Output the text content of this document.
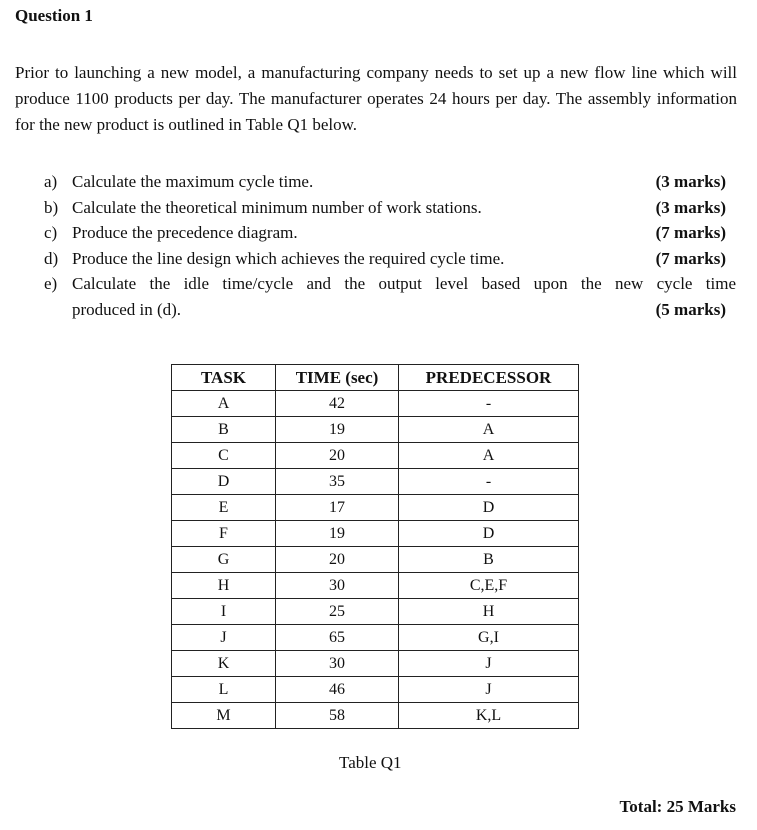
Question 1
Prior to launching a new model, a manufacturing company needs to set up a new flow line which will produce 1100 products per day. The manufacturer operates 24 hours per day. The assembly information for the new product is outlined in Table Q1 below.
a) Calculate the maximum cycle time.	(3 marks)
b) Calculate the theoretical minimum number of work stations.	(3 marks)
c) Produce the precedence diagram.	(7 marks)
d) Produce the line design which achieves the required cycle time.	(7 marks)
e) Calculate the idle time/cycle and the output level based upon the new cycle time
produced in (d).	(5 marks)
TASK	TIME (sec)	PREDECESSOR
A	42	-
B	19	A
C	20	A
D	35	-
E	17	D
F	19	D
G	20	B
H	30	C,E,F
I	25	H
J	65	G,I
K	30	J
L	46	J
M	58	K,L
Table Q1
Total: 25 Marks
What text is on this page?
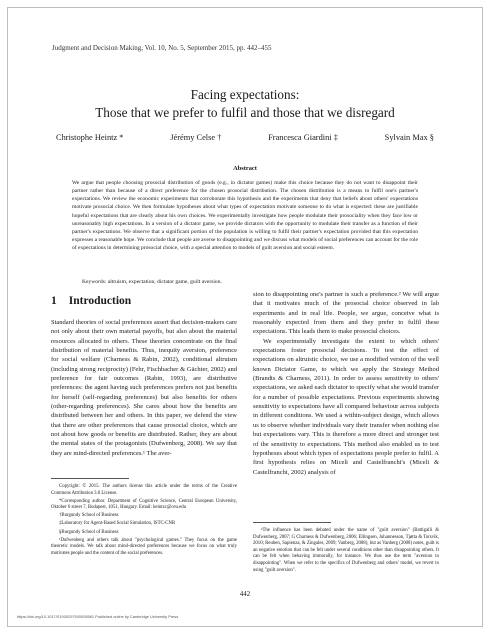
Judgment and Decision Making, Vol. 10, No. 5, September 2015, pp. 442–455
Facing expectations:
Those that we prefer to fulfil and those that we disregard
Christophe Heintz *	Jérémy Celse †	Francesca Giardini ‡	Sylvain Max §
Abstract

We argue that people choosing prosocial distribution of goods (e.g., in dictator games) make this choice because they do not want to disappoint their partner rather than because of a direct preference for the chosen prosocial distribution. The chosen distribution is a means to fulfil one's partner's expectations. We review the economic experiments that corroborate this hypothesis and the experiments that deny that beliefs about others' expectations motivate prosocial choice. We then formulate hypotheses about what types of expectation motivate someone to do what is expected: these are justifiable hopeful expectations that are clearly about his own choices. We experimentally investigate how people modulate their prosociality when they face low or unreasonably high expectations. In a version of a dictator game, we provide dictators with the opportunity to modulate their transfer as a function of their partner's expectations. We observe that a significant portion of the population is willing to fulfil their partner's expectation provided that this expectation expresses a reasonable hope. We conclude that people are averse to disappointing and we discuss what models of social preferences can account for the role of expectations in determining prosocial choice, with a special attention to models of guilt aversion and social esteem.

Keywords: altruism, expectation, dictator game, guilt aversion.

1 Introduction

Standard theories of social preferences assert that decision-makers care not only about their own material payoffs, but also about the material resources allocated to others. These theories concentrate on the final distribution of material benefits. Thus, inequity aversion, preference for social welfare (Charness & Rabin, 2002), conditional altruism (including strong reciprocity) (Fehr, Fischbacher & Gächter, 2002) and preference for fair outcomes (Rabin, 1993), are distributive preferences: the agent having such preferences prefers not just benefits for herself (self-regarding preferences) but also benefits for others (other-regarding preferences). She cares about how the benefits are distributed between her and others. In this paper, we defend the view that there are other preferences that cause prosocial choice, which are not about how goods or benefits are distributed. Rather, they are about the mental states of the protagonists (Dufwenberg, 2008). We say that they are mind-directed preferences.¹ The aver-

sion to disappointing one's partner is such a preference.² We will argue that it motivates much of the prosocial choice observed in lab experiments and in real life. People, we argue, conceive what is reasonably expected from them and they prefer to fulfil these expectations. This leads them to make prosocial choices.

We experimentally investigate the extent to which others' expectations foster prosocial decisions. To test the effect of expectations on altruistic choice, we use a modified version of the well known Dictator Game, to which we apply the Strategy Method (Brandts & Charness, 2011). In order to assess sensitivity to others' expectations, we asked each dictator to specify what she would transfer for a number of possible expectations. Previous experiments showing sensitivity to expectations have all compared behaviour across subjects in different conditions. We used a within-subject design, which allows us to observe whether individuals vary their transfer when nothing else but expectations vary. This is therefore a more direct and stronger test of the sensitivity to expectations. This method also enabled us to test hypotheses about which types of expectations people prefer to fulfil. A first hypothesis relies on Miceli and Castelfranchi's (Miceli & Castelfranchi, 2002) analysis of

Copyright: © 2015. The authors license this article under the terms of the Creative Commons Attribution 3.0 License.

*Corresponding author. Department of Cognitive Science, Central European University, Oktober 6 street 7, Budapest, 1051, Hungary. Email: heintzc@ceu.edu

†Burgundy School of Business

‡Laboratory for Agent-Based Social Simulation, ISTC-CNR

§Burgundy School of Business

¹Dufwenberg and others talk about "psychological games." They focus on the game theoretic models. We talk about mind-directed preferences because we focus on what truly motivates people and the content of the social preferences.

²The influence has been debated under the name of "guilt aversion" (Battigalli & Dufwenberg, 2007; G Charness & Dufwenberg, 2006; Ellingsen, Johannesson, Tjøtta & Torsvik, 2010; Reuben, Sapienza, & Zingales, 2009; Vanberg, 2008), but as Vanberg (2008) notes, guilt is an negative emotion that can be felt under several conditions other than disappointing others. It can be felt when behaving immorally, for instance. We thus use the term "aversion to disappointing". When we refer to the specifics of Dufwenberg and others' model, we revert to using "guilt aversion".

442
https://doi.org/10.1017/S1930297500005581 Published online by Cambridge University Press
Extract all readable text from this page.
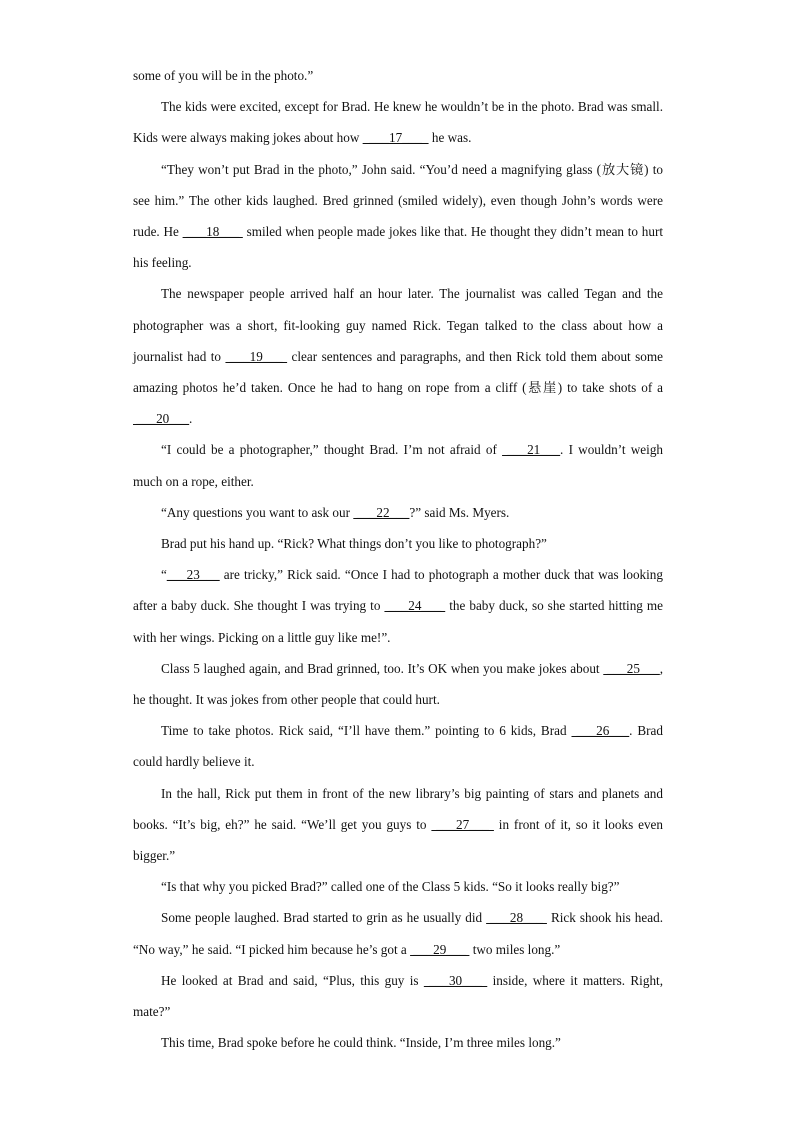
some of you will be in the photo.”

The kids were excited, except for Brad. He knew he wouldn’t be in the photo. Brad was small. Kids were always making jokes about how   ___17___   he was.

“They won’t put Brad in the photo,” John said. “You’d need a magnifying glass (放大镜) to see him.” The other kids laughed. Bred grinned (smiled widely), even though John’s words were rude. He  ___18___  smiled when people made jokes like that. He thought they didn’t mean to hurt his feeling.

The newspaper people arrived half an hour later. The journalist was called Tegan and the photographer was a short, fit-looking guy named Rick. Tegan talked to the class about how a journalist had to  ___19___  clear sentences and paragraphs, and then Rick told them about some amazing photos he’d taken. Once he had to hang on rope from a cliff (悬崖) to take shots of a  ___20___.

“I could be a photographer,” thought Brad. I’m not afraid of  ___21___. I wouldn’t weigh much on a rope, either.

“Any questions you want to ask our  ___22___?” said Ms. Myers.

Brad put his hand up. “Rick? What things don’t you like to photograph?”

“___23___ are tricky,” Rick said. “Once I had to photograph a mother duck that was looking after a baby duck. She thought I was trying to  ___24___  the baby duck, so she started hitting me with her wings. Picking on a little guy like me!”.

Class 5 laughed again, and Brad grinned, too. It’s OK when you make jokes about  ___25___, he thought. It was jokes from other people that could hurt.

Time to take photos. Rick said, “I’ll have them.” pointing to 6 kids, Brad  ___26___. Brad could hardly believe it.

In the hall, Rick put them in front of the new library’s big painting of stars and planets and books. “It’s big, eh?” he said. “We’ll get you guys to  ___27___  in front of it, so it looks even bigger.”

“Is that why you picked Brad?” called one of the Class 5 kids. “So it looks really big?”

Some people laughed. Brad started to grin as he usually did  ___28___  Rick shook his head. “No way,” he said. “I picked him because he’s got a  ___29___  two miles long.”

He looked at Brad and said, “Plus, this guy is  ___30___  inside, where it matters. Right, mate?”

This time, Brad spoke before he could think. “Inside, I’m three miles long.”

+ + +

» Instructions for the task
Omit all pictures while transcribing the entries verbatim.

» Exercise result
Output the text content of this document.
Question 1
Prior to launching a new model, a manufacturing company needs to set up a new flow line which will produce 1100 products per day. The manufacturer operates 24 hours per day. The assembly information for the new product is outlined in Table Q1 below.
a) Calculate the maximum cycle time.	(3 marks)
b) Calculate the theoretical minimum number of work stations.	(3 marks)
c) Produce the precedence diagram.	(7 marks)
d) Produce the line design which achieves the required cycle time.	(7 marks)
e) Calculate the idle time/cycle and the output level based upon the new cycle time
produced in (d).	(5 marks)
TASK	TIME (sec)	PREDECESSOR
A	42	-
B	19	A
C	20	A
D	35	-
E	17	D
F	19	D
G	20	B
H	30	C,E,F
I	25	H
J	65	G,I
K	30	J
L	46	J
M	58	K,L
Table Q1
Total: 25 Marks
What text is on this page?
Judgment and Decision Making, Vol. 10, No. 5, September 2015, pp. 442–455
Facing expectations:
Those that we prefer to fulfil and those that we disregard
Christophe Heintz *	Jérémy Celse †	Francesca Giardini ‡	Sylvain Max §
Abstract

We argue that people choosing prosocial distribution of goods (e.g., in dictator games) make this choice because they do not want to disappoint their partner rather than because of a direct preference for the chosen prosocial distribution. The chosen distribution is a means to fulfil one's partner's expectations. We review the economic experiments that corroborate this hypothesis and the experiments that deny that beliefs about others' expectations motivate prosocial choice. We then formulate hypotheses about what types of expectation motivate someone to do what is expected: these are justifiable hopeful expectations that are clearly about his own choices. We experimentally investigate how people modulate their prosociality when they face low or unreasonably high expectations. In a version of a dictator game, we provide dictators with the opportunity to modulate their transfer as a function of their partner's expectations. We observe that a significant portion of the population is willing to fulfil their partner's expectation provided that this expectation expresses a reasonable hope. We conclude that people are averse to disappointing and we discuss what models of social preferences can account for the role of expectations in determining prosocial choice, with a special attention to models of guilt aversion and social esteem.

Keywords: altruism, expectation, dictator game, guilt aversion.

1 Introduction

Standard theories of social preferences assert that decision-makers care not only about their own material payoffs, but also about the material resources allocated to others. These theories concentrate on the final distribution of material benefits. Thus, inequity aversion, preference for social welfare (Charness & Rabin, 2002), conditional altruism (including strong reciprocity) (Fehr, Fischbacher & Gächter, 2002) and preference for fair outcomes (Rabin, 1993), are distributive preferences: the agent having such preferences prefers not just benefits for herself (self-regarding preferences) but also benefits for others (other-regarding preferences). She cares about how the benefits are distributed between her and others. In this paper, we defend the view that there are other preferences that cause prosocial choice, which are not about how goods or benefits are distributed. Rather, they are about the mental states of the protagonists (Dufwenberg, 2008). We say that they are mind-directed preferences.¹ The aver-

sion to disappointing one's partner is such a preference.² We will argue that it motivates much of the prosocial choice observed in lab experiments and in real life. People, we argue, conceive what is reasonably expected from them and they prefer to fulfil these expectations. This leads them to make prosocial choices.

We experimentally investigate the extent to which others' expectations foster prosocial decisions. To test the effect of expectations on altruistic choice, we use a modified version of the well known Dictator Game, to which we apply the Strategy Method (Brandts & Charness, 2011). In order to assess sensitivity to others' expectations, we asked each dictator to specify what she would transfer for a number of possible expectations. Previous experiments showing sensitivity to expectations have all compared behaviour across subjects in different conditions. We used a within-subject design, which allows us to observe whether individuals vary their transfer when nothing else but expectations vary. This is therefore a more direct and stronger test of the sensitivity to expectations. This method also enabled us to test hypotheses about which types of expectations people prefer to fulfil. A first hypothesis relies on Miceli and Castelfranchi's (Miceli & Castelfranchi, 2002) analysis of

Copyright: © 2015. The authors license this article under the terms of the Creative Commons Attribution 3.0 License.

*Corresponding author. Department of Cognitive Science, Central European University, Oktober 6 street 7, Budapest, 1051, Hungary. Email: heintzc@ceu.edu

†Burgundy School of Business

‡Laboratory for Agent-Based Social Simulation, ISTC-CNR

§Burgundy School of Business

¹Dufwenberg and others talk about "psychological games." They focus on the game theoretic models. We talk about mind-directed preferences because we focus on what truly motivates people and the content of the social preferences.

²The influence has been debated under the name of "guilt aversion" (Battigalli & Dufwenberg, 2007; G Charness & Dufwenberg, 2006; Ellingsen, Johannesson, Tjøtta & Torsvik, 2010; Reuben, Sapienza, & Zingales, 2009; Vanberg, 2008), but as Vanberg (2008) notes, guilt is an negative emotion that can be felt under several conditions other than disappointing others. It can be felt when behaving immorally, for instance. We thus use the term "aversion to disappointing". When we refer to the specifics of Dufwenberg and others' model, we revert to using "guilt aversion".

442
https://doi.org/10.1017/S1930297500005581 Published online by Cambridge University Press
Extract all readable text from this page.
some of you will be in the photo.”

The kids were excited, except for Brad. He knew he wouldn’t be in the photo. Brad was small. Kids were always making jokes about how   ___17___   he was.

“They won’t put Brad in the photo,” John said. “You’d need a magnifying glass (放大镜) to see him.” The other kids laughed. Bred grinned (smiled widely), even though John’s words were rude. He  ___18___  smiled when people made jokes like that. He thought they didn’t mean to hurt his feeling.

The newspaper people arrived half an hour later. The journalist was called Tegan and the photographer was a short, fit-looking guy named Rick. Tegan talked to the class about how a journalist had to  ___19___  clear sentences and paragraphs, and then Rick told them about some amazing photos he’d taken. Once he had to hang on rope from a cliff (悬崖) to take shots of a  ___20___.

“I could be a photographer,” thought Brad. I’m not afraid of  ___21___. I wouldn’t weigh much on a rope, either.

“Any questions you want to ask our  ___22___?” said Ms. Myers.

Brad put his hand up. “Rick? What things don’t you like to photograph?”

“___23___ are tricky,” Rick said. “Once I had to photograph a mother duck that was looking after a baby duck. She thought I was trying to  ___24___  the baby duck, so she started hitting me with her wings. Picking on a little guy like me!”.

Class 5 laughed again, and Brad grinned, too. It’s OK when you make jokes about  ___25___, he thought. It was jokes from other people that could hurt.

Time to take photos. Rick said, “I’ll have them.” pointing to 6 kids, Brad  ___26___. Brad could hardly believe it.

In the hall, Rick put them in front of the new library’s big painting of stars and planets and books. “It’s big, eh?” he said. “We’ll get you guys to  ___27___  in front of it, so it looks even bigger.”

“Is that why you picked Brad?” called one of the Class 5 kids. “So it looks really big?”

Some people laughed. Brad started to grin as he usually did  ___28___  Rick shook his head. “No way,” he said. “I picked him because he’s got a  ___29___  two miles long.”

He looked at Brad and said, “Plus, this guy is  ___30___  inside, where it matters. Right, mate?”

This time, Brad spoke before he could think. “Inside, I’m three miles long.”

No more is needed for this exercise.